▸ **Prompt**:
Reproduce the listing below, substituting "Shipped by" for every occurrence of "Fulfilled by" and leaving everything else as it is.

▸ **Spatial layout data**:
........

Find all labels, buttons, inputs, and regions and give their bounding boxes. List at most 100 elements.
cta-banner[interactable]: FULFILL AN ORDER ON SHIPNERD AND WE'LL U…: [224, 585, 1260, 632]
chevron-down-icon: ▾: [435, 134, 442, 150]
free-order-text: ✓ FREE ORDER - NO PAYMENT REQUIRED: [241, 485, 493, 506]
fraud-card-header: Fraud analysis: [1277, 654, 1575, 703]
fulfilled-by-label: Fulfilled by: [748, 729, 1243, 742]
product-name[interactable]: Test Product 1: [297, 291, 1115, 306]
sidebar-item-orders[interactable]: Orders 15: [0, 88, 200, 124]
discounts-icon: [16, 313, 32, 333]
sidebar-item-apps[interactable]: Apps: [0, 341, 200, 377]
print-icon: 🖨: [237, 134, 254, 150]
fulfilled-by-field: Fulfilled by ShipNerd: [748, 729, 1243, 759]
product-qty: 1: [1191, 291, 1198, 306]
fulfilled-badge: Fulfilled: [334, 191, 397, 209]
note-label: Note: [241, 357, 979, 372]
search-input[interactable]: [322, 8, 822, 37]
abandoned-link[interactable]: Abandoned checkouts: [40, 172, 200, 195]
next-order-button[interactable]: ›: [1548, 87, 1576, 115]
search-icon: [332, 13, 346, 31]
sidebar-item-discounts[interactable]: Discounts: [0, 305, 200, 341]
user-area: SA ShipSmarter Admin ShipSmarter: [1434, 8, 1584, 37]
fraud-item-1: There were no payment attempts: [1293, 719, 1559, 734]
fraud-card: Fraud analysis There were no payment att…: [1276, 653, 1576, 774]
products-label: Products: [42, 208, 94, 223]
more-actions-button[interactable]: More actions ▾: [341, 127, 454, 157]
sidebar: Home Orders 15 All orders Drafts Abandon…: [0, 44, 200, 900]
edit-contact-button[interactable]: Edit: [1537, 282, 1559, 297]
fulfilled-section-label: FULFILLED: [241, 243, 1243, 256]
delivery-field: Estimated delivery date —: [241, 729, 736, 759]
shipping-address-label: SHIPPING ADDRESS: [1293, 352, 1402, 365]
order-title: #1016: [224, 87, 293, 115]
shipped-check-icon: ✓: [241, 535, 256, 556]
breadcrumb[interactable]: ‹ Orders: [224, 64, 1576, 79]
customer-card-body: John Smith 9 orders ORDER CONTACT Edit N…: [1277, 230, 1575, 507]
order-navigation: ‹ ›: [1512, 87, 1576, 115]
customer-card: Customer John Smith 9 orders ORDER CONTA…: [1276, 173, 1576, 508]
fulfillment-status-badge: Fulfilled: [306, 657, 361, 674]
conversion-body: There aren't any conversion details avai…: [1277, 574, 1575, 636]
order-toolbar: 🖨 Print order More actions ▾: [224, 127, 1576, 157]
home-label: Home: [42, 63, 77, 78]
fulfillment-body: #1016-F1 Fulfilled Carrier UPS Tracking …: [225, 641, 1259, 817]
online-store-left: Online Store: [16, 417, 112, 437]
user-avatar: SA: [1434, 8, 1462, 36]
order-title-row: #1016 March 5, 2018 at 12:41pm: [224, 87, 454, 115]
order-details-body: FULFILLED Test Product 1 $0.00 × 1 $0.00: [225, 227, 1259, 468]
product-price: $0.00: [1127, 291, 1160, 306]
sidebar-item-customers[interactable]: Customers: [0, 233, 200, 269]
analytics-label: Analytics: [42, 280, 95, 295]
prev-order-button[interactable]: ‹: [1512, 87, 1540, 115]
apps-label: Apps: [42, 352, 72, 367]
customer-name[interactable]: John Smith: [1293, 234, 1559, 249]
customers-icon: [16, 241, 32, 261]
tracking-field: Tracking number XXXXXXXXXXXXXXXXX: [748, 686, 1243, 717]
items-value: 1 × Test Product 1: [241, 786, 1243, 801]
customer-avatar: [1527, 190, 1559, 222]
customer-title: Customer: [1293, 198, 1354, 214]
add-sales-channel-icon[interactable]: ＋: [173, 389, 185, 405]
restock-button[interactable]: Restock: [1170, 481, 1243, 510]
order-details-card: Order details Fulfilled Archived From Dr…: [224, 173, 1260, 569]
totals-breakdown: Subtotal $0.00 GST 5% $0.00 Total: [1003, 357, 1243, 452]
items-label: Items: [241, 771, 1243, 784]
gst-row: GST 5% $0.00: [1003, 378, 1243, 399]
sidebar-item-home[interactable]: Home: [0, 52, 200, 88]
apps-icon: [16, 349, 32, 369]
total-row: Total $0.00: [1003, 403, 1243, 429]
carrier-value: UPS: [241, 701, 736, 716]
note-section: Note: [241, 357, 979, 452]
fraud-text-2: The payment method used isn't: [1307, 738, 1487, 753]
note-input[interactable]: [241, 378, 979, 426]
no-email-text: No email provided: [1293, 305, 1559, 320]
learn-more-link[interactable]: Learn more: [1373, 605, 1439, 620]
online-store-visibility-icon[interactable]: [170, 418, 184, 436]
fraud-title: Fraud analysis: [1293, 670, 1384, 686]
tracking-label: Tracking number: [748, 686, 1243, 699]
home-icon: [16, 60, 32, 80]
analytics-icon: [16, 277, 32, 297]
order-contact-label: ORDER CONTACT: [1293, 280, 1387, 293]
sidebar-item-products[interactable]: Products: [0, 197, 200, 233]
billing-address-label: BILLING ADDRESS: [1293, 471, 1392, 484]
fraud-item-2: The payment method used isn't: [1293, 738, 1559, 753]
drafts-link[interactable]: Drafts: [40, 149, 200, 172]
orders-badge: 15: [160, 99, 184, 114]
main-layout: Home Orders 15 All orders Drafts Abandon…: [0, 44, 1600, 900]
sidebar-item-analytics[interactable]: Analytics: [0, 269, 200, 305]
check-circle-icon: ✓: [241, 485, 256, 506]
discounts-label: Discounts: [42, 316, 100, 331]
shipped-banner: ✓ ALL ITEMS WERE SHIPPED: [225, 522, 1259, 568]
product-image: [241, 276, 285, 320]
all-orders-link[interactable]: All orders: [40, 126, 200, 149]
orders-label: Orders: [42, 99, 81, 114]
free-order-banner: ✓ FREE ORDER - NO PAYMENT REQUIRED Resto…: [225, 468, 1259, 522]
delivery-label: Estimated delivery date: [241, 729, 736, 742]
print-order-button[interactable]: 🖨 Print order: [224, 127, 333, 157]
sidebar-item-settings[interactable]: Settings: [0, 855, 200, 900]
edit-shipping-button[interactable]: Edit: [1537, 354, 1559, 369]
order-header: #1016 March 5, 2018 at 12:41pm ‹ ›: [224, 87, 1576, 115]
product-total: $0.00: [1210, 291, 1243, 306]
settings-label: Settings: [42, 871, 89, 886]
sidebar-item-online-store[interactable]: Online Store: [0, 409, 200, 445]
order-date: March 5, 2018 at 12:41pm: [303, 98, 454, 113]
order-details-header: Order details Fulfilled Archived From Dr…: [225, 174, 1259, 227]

........

▸ **Solution to this problem**:
Find all labels, buttons, inputs, and regions and give their bounding boxes. List at most 100 elements.
cta-banner[interactable]: FULFILL AN ORDER ON SHIPNERD AND WE'LL U…: [224, 585, 1260, 632]
chevron-down-icon: ▾: [435, 134, 442, 150]
free-order-text: ✓ FREE ORDER - NO PAYMENT REQUIRED: [241, 485, 493, 506]
fraud-card-header: Fraud analysis: [1277, 654, 1575, 703]
fulfilled-by-label: Shipped by: [748, 729, 1243, 742]
product-name[interactable]: Test Product 1: [297, 291, 1115, 306]
sidebar-item-orders[interactable]: Orders 15: [0, 88, 200, 124]
discounts-icon: [16, 313, 32, 333]
sidebar-item-apps[interactable]: Apps: [0, 341, 200, 377]
print-icon: 🖨: [237, 134, 254, 150]
fulfilled-by-field: Shipped by ShipNerd: [748, 729, 1243, 759]
product-qty: 1: [1191, 291, 1198, 306]
fulfilled-badge: Fulfilled: [334, 191, 397, 209]
note-label: Note: [241, 357, 979, 372]
search-input[interactable]: [322, 8, 822, 37]
abandoned-link[interactable]: Abandoned checkouts: [40, 172, 200, 195]
next-order-button[interactable]: ›: [1548, 87, 1576, 115]
search-icon: [332, 13, 346, 31]
sidebar-item-discounts[interactable]: Discounts: [0, 305, 200, 341]
user-area: SA ShipSmarter Admin ShipSmarter: [1434, 8, 1584, 37]
fraud-item-1: There were no payment attempts: [1293, 719, 1559, 734]
fraud-card: Fraud analysis There were no payment att…: [1276, 653, 1576, 774]
products-label: Products: [42, 208, 94, 223]
more-actions-button[interactable]: More actions ▾: [341, 127, 454, 157]
sidebar: Home Orders 15 All orders Drafts Abandon…: [0, 44, 200, 900]
edit-contact-button[interactable]: Edit: [1537, 282, 1559, 297]
fulfilled-section-label: FULFILLED: [241, 243, 1243, 256]
delivery-field: Estimated delivery date —: [241, 729, 736, 759]
shipping-address-label: SHIPPING ADDRESS: [1293, 352, 1402, 365]
order-title: #1016: [224, 87, 293, 115]
shipped-check-icon: ✓: [241, 535, 256, 556]
breadcrumb[interactable]: ‹ Orders: [224, 64, 1576, 79]
customer-card-body: John Smith 9 orders ORDER CONTACT Edit N…: [1277, 230, 1575, 507]
order-navigation: ‹ ›: [1512, 87, 1576, 115]
customer-card: Customer John Smith 9 orders ORDER CONTA…: [1276, 173, 1576, 508]
fulfillment-status-badge: Fulfilled: [306, 657, 361, 674]
conversion-body: There aren't any conversion details avai…: [1277, 574, 1575, 636]
order-toolbar: 🖨 Print order More actions ▾: [224, 127, 1576, 157]
home-label: Home: [42, 63, 77, 78]
fulfillment-body: #1016-F1 Fulfilled Carrier UPS Tracking …: [225, 641, 1259, 817]
online-store-left: Online Store: [16, 417, 112, 437]
user-avatar: SA: [1434, 8, 1462, 36]
order-title-row: #1016 March 5, 2018 at 12:41pm: [224, 87, 454, 115]
order-details-body: FULFILLED Test Product 1 $0.00 × 1 $0.00: [225, 227, 1259, 468]
product-price: $0.00: [1127, 291, 1160, 306]
sidebar-item-customers[interactable]: Customers: [0, 233, 200, 269]
analytics-label: Analytics: [42, 280, 95, 295]
prev-order-button[interactable]: ‹: [1512, 87, 1540, 115]
apps-label: Apps: [42, 352, 72, 367]
customer-name[interactable]: John Smith: [1293, 234, 1559, 249]
customers-icon: [16, 241, 32, 261]
tracking-field: Tracking number XXXXXXXXXXXXXXXXX: [748, 686, 1243, 717]
items-value: 1 × Test Product 1: [241, 786, 1243, 801]
customer-avatar: [1527, 190, 1559, 222]
customer-title: Customer: [1293, 198, 1354, 214]
add-sales-channel-icon[interactable]: ＋: [173, 389, 185, 405]
restock-button[interactable]: Restock: [1170, 481, 1243, 510]
order-details-card: Order details Fulfilled Archived From Dr…: [224, 173, 1260, 569]
totals-breakdown: Subtotal $0.00 GST 5% $0.00 Total: [1003, 357, 1243, 452]
items-label: Items: [241, 771, 1243, 784]
gst-row: GST 5% $0.00: [1003, 378, 1243, 399]
sidebar-item-home[interactable]: Home: [0, 52, 200, 88]
apps-icon: [16, 349, 32, 369]
total-row: Total $0.00: [1003, 403, 1243, 429]
carrier-value: UPS: [241, 701, 736, 716]
note-section: Note: [241, 357, 979, 452]
fraud-text-2: The payment method used isn't: [1307, 738, 1487, 753]
note-input[interactable]: [241, 378, 979, 426]
no-email-text: No email provided: [1293, 305, 1559, 320]
learn-more-link[interactable]: Learn more: [1373, 605, 1439, 620]
online-store-visibility-icon[interactable]: [170, 418, 184, 436]
fraud-title: Fraud analysis: [1293, 670, 1384, 686]
tracking-label: Tracking number: [748, 686, 1243, 699]
home-icon: [16, 60, 32, 80]
analytics-icon: [16, 277, 32, 297]
order-contact-label: ORDER CONTACT: [1293, 280, 1387, 293]
sidebar-item-products[interactable]: Products: [0, 197, 200, 233]
billing-address-label: BILLING ADDRESS: [1293, 471, 1392, 484]
fraud-item-2: The payment method used isn't: [1293, 738, 1559, 753]
drafts-link[interactable]: Drafts: [40, 149, 200, 172]
orders-badge: 15: [160, 99, 184, 114]
main-layout: Home Orders 15 All orders Drafts Abandon…: [0, 44, 1600, 900]
sidebar-item-analytics[interactable]: Analytics: [0, 269, 200, 305]
check-circle-icon: ✓: [241, 485, 256, 506]
discounts-label: Discounts: [42, 316, 100, 331]
shipped-banner: ✓ ALL ITEMS WERE SHIPPED: [225, 522, 1259, 568]
product-image: [241, 276, 285, 320]
all-orders-link[interactable]: All orders: [40, 126, 200, 149]
orders-label: Orders: [42, 99, 81, 114]
free-order-banner: ✓ FREE ORDER - NO PAYMENT REQUIRED Resto…: [225, 468, 1259, 522]
delivery-label: Estimated delivery date: [241, 729, 736, 742]
print-order-button[interactable]: 🖨 Print order: [224, 127, 333, 157]
sidebar-item-settings[interactable]: Settings: [0, 855, 200, 900]
edit-shipping-button[interactable]: Edit: [1537, 354, 1559, 369]
order-header: #1016 March 5, 2018 at 12:41pm ‹ ›: [224, 87, 1576, 115]
product-total: $0.00: [1210, 291, 1243, 306]
settings-label: Settings: [42, 871, 89, 886]
sidebar-item-online-store[interactable]: Online Store: [0, 409, 200, 445]
order-date: March 5, 2018 at 12:41pm: [303, 98, 454, 113]
order-details-header: Order details Fulfilled Archived From Dr…: [225, 174, 1259, 227]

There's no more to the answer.